:: Requirement ::
Using the listing below, select the lines with the word "Mean" and copy them.

[BEGIN]

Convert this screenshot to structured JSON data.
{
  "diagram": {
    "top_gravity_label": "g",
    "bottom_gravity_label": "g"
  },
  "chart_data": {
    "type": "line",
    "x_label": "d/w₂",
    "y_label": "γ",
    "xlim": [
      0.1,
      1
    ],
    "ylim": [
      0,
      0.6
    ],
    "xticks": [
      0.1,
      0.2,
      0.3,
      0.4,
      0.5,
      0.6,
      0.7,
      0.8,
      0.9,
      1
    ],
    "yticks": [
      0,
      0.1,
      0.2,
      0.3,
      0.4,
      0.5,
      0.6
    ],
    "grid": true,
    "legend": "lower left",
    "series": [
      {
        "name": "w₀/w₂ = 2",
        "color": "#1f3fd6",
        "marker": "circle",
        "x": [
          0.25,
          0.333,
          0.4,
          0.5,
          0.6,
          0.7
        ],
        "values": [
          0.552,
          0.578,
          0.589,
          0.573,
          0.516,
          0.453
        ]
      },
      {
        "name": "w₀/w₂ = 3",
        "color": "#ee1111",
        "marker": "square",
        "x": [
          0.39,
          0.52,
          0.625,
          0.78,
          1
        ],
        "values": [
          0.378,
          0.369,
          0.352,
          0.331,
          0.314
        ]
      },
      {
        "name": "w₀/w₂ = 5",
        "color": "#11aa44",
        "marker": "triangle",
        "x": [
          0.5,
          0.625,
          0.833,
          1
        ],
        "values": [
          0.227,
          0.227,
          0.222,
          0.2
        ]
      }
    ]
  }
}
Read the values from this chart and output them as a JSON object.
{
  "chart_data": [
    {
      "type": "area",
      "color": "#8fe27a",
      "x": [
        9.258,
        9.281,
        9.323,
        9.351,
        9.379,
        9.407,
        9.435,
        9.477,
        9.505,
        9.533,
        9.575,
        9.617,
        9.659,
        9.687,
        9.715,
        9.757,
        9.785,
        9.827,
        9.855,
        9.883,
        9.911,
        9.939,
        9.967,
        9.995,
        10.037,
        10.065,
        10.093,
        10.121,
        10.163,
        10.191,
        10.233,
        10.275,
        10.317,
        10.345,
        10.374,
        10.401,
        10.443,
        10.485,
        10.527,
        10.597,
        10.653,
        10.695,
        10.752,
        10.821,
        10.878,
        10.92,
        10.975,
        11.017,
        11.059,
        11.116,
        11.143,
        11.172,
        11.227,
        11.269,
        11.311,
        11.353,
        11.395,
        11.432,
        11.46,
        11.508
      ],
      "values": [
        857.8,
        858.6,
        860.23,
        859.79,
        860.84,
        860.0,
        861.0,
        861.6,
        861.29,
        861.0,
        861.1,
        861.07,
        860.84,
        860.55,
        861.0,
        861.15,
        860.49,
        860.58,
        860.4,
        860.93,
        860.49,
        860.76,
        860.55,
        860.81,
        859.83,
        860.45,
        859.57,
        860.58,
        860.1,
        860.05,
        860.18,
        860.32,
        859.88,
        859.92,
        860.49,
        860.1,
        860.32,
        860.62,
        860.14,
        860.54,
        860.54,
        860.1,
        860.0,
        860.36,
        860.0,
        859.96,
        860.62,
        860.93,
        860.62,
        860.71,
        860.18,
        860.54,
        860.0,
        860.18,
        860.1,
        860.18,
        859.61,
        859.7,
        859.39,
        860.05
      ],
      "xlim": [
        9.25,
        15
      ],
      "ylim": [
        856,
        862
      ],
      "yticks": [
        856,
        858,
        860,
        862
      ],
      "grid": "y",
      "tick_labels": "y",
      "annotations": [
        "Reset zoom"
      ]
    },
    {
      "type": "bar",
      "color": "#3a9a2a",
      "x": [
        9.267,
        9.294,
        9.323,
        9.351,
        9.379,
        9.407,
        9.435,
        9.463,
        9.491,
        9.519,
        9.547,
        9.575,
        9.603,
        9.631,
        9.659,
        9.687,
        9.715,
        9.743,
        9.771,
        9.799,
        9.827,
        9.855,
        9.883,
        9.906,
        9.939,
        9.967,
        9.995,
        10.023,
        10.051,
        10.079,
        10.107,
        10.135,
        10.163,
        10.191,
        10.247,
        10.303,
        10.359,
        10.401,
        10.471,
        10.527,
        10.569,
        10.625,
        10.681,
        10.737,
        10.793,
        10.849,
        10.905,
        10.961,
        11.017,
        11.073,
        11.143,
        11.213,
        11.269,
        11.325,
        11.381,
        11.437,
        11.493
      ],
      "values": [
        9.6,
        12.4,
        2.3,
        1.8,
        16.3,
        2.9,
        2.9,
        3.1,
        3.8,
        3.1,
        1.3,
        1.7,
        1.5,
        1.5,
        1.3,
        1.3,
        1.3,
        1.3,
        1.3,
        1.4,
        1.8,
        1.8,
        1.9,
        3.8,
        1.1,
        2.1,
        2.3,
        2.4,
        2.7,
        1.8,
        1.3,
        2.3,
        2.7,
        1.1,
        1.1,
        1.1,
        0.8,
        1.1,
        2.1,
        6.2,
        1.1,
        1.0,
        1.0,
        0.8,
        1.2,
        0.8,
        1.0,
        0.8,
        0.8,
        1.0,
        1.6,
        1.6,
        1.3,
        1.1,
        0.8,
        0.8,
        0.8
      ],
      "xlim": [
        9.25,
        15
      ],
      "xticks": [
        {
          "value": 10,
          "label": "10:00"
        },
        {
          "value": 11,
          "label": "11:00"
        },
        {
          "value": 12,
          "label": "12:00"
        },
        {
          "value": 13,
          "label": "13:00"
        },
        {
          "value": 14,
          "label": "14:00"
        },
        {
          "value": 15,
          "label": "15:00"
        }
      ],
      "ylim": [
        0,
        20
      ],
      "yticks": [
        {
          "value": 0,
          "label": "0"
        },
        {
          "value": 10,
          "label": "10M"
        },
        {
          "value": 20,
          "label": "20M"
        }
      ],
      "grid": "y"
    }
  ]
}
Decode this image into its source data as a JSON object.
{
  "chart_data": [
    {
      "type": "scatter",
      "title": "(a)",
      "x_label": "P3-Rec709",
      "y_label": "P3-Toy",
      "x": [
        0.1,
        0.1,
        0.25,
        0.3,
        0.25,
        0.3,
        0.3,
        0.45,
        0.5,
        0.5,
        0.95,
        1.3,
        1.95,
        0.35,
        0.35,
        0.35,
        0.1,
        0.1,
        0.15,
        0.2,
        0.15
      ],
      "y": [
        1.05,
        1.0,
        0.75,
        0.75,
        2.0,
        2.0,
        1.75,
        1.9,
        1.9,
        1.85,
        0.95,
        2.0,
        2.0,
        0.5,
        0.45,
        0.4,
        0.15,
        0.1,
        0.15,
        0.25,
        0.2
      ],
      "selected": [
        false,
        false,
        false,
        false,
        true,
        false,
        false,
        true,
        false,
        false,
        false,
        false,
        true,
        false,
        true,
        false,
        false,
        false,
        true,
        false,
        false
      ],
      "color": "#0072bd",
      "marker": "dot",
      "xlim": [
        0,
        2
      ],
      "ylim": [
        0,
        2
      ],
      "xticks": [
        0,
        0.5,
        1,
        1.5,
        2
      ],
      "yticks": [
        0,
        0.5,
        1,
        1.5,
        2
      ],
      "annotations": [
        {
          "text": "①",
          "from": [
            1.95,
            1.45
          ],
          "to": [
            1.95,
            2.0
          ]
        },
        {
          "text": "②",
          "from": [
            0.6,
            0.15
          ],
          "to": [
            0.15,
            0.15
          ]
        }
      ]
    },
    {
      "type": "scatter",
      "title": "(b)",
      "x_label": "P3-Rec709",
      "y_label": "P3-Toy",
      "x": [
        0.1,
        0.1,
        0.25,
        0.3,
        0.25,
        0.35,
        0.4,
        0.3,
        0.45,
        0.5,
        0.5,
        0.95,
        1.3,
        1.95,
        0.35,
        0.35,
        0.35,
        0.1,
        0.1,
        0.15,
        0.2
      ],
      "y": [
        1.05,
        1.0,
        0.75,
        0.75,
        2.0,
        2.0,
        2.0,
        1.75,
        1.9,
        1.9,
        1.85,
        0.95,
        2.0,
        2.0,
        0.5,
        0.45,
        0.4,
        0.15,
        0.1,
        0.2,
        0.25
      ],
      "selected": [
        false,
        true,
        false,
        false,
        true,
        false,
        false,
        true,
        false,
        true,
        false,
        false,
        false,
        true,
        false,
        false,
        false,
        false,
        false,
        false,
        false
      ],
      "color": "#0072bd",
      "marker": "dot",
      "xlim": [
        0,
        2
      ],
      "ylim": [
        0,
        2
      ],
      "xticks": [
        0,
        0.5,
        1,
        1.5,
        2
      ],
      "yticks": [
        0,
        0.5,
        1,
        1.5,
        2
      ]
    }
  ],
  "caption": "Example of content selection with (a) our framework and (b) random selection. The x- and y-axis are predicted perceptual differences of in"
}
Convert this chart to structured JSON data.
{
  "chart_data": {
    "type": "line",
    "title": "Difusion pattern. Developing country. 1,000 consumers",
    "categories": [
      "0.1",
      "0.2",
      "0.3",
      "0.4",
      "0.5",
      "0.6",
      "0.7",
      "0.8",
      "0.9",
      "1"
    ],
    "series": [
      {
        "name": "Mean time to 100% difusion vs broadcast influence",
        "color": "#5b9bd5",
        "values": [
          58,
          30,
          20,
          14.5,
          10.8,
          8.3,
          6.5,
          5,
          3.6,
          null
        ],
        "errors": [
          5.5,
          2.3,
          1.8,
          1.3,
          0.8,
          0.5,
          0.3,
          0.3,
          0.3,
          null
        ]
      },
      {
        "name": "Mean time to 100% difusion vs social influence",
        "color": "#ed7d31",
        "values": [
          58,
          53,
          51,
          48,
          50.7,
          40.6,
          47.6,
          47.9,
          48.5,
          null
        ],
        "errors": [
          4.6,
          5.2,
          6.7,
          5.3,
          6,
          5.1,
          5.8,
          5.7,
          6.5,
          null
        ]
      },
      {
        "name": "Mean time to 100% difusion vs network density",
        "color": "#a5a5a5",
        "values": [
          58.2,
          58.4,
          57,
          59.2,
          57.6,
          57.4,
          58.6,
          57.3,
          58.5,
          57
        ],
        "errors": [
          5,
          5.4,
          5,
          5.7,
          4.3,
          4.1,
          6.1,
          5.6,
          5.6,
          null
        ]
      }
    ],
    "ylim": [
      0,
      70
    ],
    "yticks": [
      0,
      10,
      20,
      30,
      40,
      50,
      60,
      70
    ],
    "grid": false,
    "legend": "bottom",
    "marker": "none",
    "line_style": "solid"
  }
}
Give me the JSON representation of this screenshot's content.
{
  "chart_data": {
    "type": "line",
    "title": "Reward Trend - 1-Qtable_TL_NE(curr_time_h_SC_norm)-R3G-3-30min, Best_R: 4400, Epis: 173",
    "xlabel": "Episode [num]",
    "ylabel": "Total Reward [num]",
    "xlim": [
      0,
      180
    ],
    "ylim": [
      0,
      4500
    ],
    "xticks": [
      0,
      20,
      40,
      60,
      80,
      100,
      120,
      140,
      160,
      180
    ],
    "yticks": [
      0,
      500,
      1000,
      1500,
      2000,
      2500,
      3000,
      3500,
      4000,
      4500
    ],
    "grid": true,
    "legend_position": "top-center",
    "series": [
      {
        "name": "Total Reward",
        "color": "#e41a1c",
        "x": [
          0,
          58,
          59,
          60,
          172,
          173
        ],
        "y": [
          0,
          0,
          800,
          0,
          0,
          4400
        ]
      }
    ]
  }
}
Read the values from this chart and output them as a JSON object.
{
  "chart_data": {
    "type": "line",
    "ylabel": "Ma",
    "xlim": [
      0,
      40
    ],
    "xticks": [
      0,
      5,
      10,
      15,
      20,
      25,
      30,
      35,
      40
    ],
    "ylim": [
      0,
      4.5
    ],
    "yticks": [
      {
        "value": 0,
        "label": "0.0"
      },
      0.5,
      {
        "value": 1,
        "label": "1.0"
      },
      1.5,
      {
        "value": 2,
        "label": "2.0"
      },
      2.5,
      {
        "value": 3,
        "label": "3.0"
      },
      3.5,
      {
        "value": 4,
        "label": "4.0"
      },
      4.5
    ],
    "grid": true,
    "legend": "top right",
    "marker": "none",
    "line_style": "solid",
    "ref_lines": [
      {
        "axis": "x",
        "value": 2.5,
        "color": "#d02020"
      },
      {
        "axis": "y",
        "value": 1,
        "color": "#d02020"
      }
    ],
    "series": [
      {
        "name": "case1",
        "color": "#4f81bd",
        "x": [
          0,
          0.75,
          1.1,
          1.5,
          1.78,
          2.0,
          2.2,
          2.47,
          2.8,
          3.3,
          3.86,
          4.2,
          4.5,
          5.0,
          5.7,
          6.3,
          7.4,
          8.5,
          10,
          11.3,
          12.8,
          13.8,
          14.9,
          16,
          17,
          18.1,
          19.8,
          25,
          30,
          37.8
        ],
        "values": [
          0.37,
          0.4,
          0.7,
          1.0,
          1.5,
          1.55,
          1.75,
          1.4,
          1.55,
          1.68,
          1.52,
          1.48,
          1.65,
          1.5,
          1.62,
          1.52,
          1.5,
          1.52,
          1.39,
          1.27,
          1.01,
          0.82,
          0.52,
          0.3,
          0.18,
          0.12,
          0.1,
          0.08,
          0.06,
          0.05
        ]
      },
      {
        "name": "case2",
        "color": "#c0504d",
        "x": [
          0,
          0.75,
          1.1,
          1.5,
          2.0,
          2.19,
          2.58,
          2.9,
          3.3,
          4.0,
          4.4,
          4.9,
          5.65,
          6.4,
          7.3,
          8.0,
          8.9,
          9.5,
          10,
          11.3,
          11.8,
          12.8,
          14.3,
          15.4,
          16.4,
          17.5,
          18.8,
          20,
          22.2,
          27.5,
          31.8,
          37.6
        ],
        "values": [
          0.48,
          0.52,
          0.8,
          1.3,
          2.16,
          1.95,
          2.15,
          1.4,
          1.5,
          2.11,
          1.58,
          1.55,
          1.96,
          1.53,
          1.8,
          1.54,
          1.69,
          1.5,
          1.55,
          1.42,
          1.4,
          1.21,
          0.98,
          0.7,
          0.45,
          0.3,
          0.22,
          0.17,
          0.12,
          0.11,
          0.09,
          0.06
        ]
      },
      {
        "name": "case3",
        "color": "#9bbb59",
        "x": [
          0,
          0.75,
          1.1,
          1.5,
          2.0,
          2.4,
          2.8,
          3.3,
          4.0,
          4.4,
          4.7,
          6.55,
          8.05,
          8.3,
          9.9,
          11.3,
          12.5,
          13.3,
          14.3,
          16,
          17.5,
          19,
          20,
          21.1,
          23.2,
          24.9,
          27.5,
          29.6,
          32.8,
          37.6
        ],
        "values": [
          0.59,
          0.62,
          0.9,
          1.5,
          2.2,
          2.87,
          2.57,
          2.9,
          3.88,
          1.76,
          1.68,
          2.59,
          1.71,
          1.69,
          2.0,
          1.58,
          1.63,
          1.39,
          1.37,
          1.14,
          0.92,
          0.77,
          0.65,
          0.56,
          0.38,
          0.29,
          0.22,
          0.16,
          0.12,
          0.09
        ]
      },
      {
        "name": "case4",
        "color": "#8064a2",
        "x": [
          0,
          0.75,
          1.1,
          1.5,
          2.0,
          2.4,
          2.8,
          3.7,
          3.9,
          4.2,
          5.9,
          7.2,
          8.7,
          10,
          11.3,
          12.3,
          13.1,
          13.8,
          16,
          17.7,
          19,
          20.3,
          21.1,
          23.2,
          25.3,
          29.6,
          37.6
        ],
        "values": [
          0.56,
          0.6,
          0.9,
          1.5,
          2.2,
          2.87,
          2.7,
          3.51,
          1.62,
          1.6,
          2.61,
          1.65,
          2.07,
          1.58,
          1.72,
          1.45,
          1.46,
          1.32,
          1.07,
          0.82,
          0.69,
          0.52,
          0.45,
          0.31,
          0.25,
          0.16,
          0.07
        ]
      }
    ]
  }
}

[END]

:: The response ::
        "name": "Mean time to 100% difusion vs broadcast influence",
        "name": "Mean time to 100% difusion vs social influence",
        "name": "Mean time to 100% difusion vs network density",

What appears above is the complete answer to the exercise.